SET PROBLEM ▸ Output the material beneath this task exactly, images excluded.

TASK INPUTS ▸
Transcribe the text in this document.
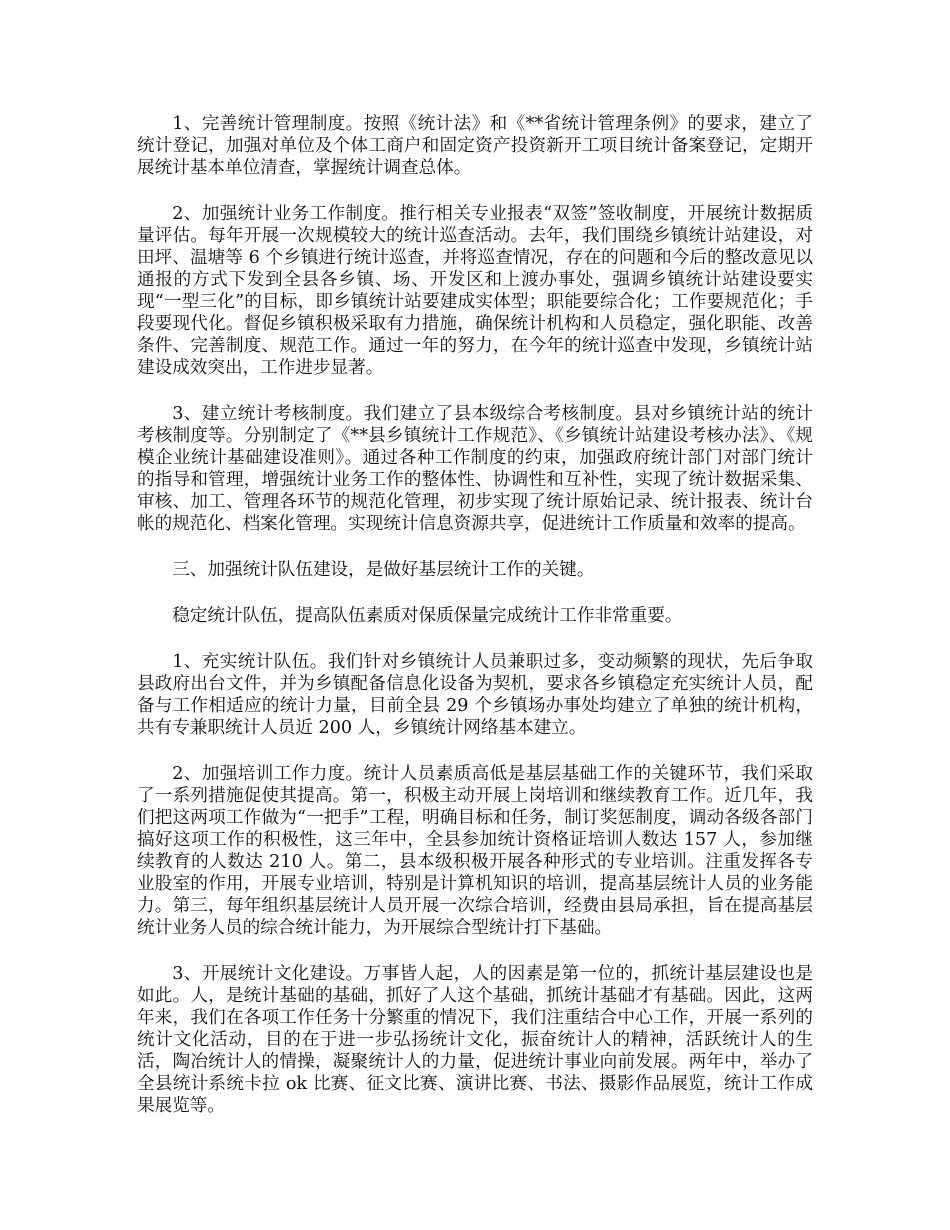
1、完善统计管理制度。按照《统计法》和《**省统计管理条例》的要求，建立了统计登记，加强对单位及个体工商户和固定资产投资新开工项目统计备案登记，定期开展统计基本单位清查，掌握统计调查总体。

2、加强统计业务工作制度。推行相关专业报表“双签”签收制度，开展统计数据质量评估。每年开展一次规模较大的统计巡查活动。去年，我们围绕乡镇统计站建设，对田坪、温塘等 6 个乡镇进行统计巡查，并将巡查情况，存在的问题和今后的整改意见以通报的方式下发到全县各乡镇、场、开发区和上渡办事处，强调乡镇统计站建设要实现“一型三化”的目标，即乡镇统计站要建成实体型；职能要综合化；工作要规范化；手段要现代化。督促乡镇积极采取有力措施，确保统计机构和人员稳定，强化职能、改善条件、完善制度、规范工作。通过一年的努力，在今年的统计巡查中发现，乡镇统计站建设成效突出，工作进步显著。

3、建立统计考核制度。我们建立了县本级综合考核制度。县对乡镇统计站的统计考核制度等。分别制定了《**县乡镇统计工作规范》、《乡镇统计站建设考核办法》、《规模企业统计基础建设准则》。通过各种工作制度的约束，加强政府统计部门对部门统计的指导和管理，增强统计业务工作的整体性、协调性和互补性，实现了统计数据采集、审核、加工、管理各环节的规范化管理，初步实现了统计原始记录、统计报表、统计台帐的规范化、档案化管理。实现统计信息资源共享，促进统计工作质量和效率的提高。

三、加强统计队伍建设，是做好基层统计工作的关键。

稳定统计队伍，提高队伍素质对保质保量完成统计工作非常重要。

1、充实统计队伍。我们针对乡镇统计人员兼职过多，变动频繁的现状，先后争取县政府出台文件，并为乡镇配备信息化设备为契机，要求各乡镇稳定充实统计人员，配备与工作相适应的统计力量，目前全县 29 个乡镇场办事处均建立了单独的统计机构，共有专兼职统计人员近 200 人，乡镇统计网络基本建立。

2、加强培训工作力度。统计人员素质高低是基层基础工作的关键环节，我们采取了一系列措施促使其提高。第一，积极主动开展上岗培训和继续教育工作。近几年，我们把这两项工作做为“一把手”工程，明确目标和任务，制订奖惩制度，调动各级各部门搞好这项工作的积极性，这三年中，全县参加统计资格证培训人数达 157 人，参加继续教育的人数达 210 人。第二，县本级积极开展各种形式的专业培训。注重发挥各专业股室的作用，开展专业培训，特别是计算机知识的培训，提高基层统计人员的业务能力。第三，每年组织基层统计人员开展一次综合培训，经费由县局承担，旨在提高基层统计业务人员的综合统计能力，为开展综合型统计打下基础。

3、开展统计文化建设。万事皆人起，人的因素是第一位的，抓统计基层建设也是如此。人，是统计基础的基础，抓好了人这个基础，抓统计基础才有基础。因此，这两年来，我们在各项工作任务十分繁重的情况下，我们注重结合中心工作，开展一系列的统计文化活动，目的在于进一步弘扬统计文化，振奋统计人的精神，活跃统计人的生活，陶冶统计人的情操，凝聚统计人的力量，促进统计事业向前发展。两年中，举办了全县统计系统卡拉 ok 比赛、征文比赛、演讲比赛、书法、摄影作品展览，统计工作成果展览等。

CORRECT ANSWER ▸
Transcribe the text in this document.
1、完善统计管理制度。按照《统计法》和《**省统计管理条例》的要求，建立了统计登记，加强对单位及个体工商户和固定资产投资新开工项目统计备案登记，定期开展统计基本单位清查，掌握统计调查总体。

2、加强统计业务工作制度。推行相关专业报表“双签”签收制度，开展统计数据质量评估。每年开展一次规模较大的统计巡查活动。去年，我们围绕乡镇统计站建设，对田坪、温塘等 6 个乡镇进行统计巡查，并将巡查情况，存在的问题和今后的整改意见以通报的方式下发到全县各乡镇、场、开发区和上渡办事处，强调乡镇统计站建设要实现“一型三化”的目标，即乡镇统计站要建成实体型；职能要综合化；工作要规范化；手段要现代化。督促乡镇积极采取有力措施，确保统计机构和人员稳定，强化职能、改善条件、完善制度、规范工作。通过一年的努力，在今年的统计巡查中发现，乡镇统计站建设成效突出，工作进步显著。

3、建立统计考核制度。我们建立了县本级综合考核制度。县对乡镇统计站的统计考核制度等。分别制定了《**县乡镇统计工作规范》、《乡镇统计站建设考核办法》、《规模企业统计基础建设准则》。通过各种工作制度的约束，加强政府统计部门对部门统计的指导和管理，增强统计业务工作的整体性、协调性和互补性，实现了统计数据采集、审核、加工、管理各环节的规范化管理，初步实现了统计原始记录、统计报表、统计台帐的规范化、档案化管理。实现统计信息资源共享，促进统计工作质量和效率的提高。

三、加强统计队伍建设，是做好基层统计工作的关键。

稳定统计队伍，提高队伍素质对保质保量完成统计工作非常重要。

1、充实统计队伍。我们针对乡镇统计人员兼职过多，变动频繁的现状，先后争取县政府出台文件，并为乡镇配备信息化设备为契机，要求各乡镇稳定充实统计人员，配备与工作相适应的统计力量，目前全县 29 个乡镇场办事处均建立了单独的统计机构，共有专兼职统计人员近 200 人，乡镇统计网络基本建立。

2、加强培训工作力度。统计人员素质高低是基层基础工作的关键环节，我们采取了一系列措施促使其提高。第一，积极主动开展上岗培训和继续教育工作。近几年，我们把这两项工作做为“一把手”工程，明确目标和任务，制订奖惩制度，调动各级各部门搞好这项工作的积极性，这三年中，全县参加统计资格证培训人数达 157 人，参加继续教育的人数达 210 人。第二，县本级积极开展各种形式的专业培训。注重发挥各专业股室的作用，开展专业培训，特别是计算机知识的培训，提高基层统计人员的业务能力。第三，每年组织基层统计人员开展一次综合培训，经费由县局承担，旨在提高基层统计业务人员的综合统计能力，为开展综合型统计打下基础。

3、开展统计文化建设。万事皆人起，人的因素是第一位的，抓统计基层建设也是如此。人，是统计基础的基础，抓好了人这个基础，抓统计基础才有基础。因此，这两年来，我们在各项工作任务十分繁重的情况下，我们注重结合中心工作，开展一系列的统计文化活动，目的在于进一步弘扬统计文化，振奋统计人的精神，活跃统计人的生活，陶冶统计人的情操，凝聚统计人的力量，促进统计事业向前发展。两年中，举办了全县统计系统卡拉 ok 比赛、征文比赛、演讲比赛、书法、摄影作品展览，统计工作成果展览等。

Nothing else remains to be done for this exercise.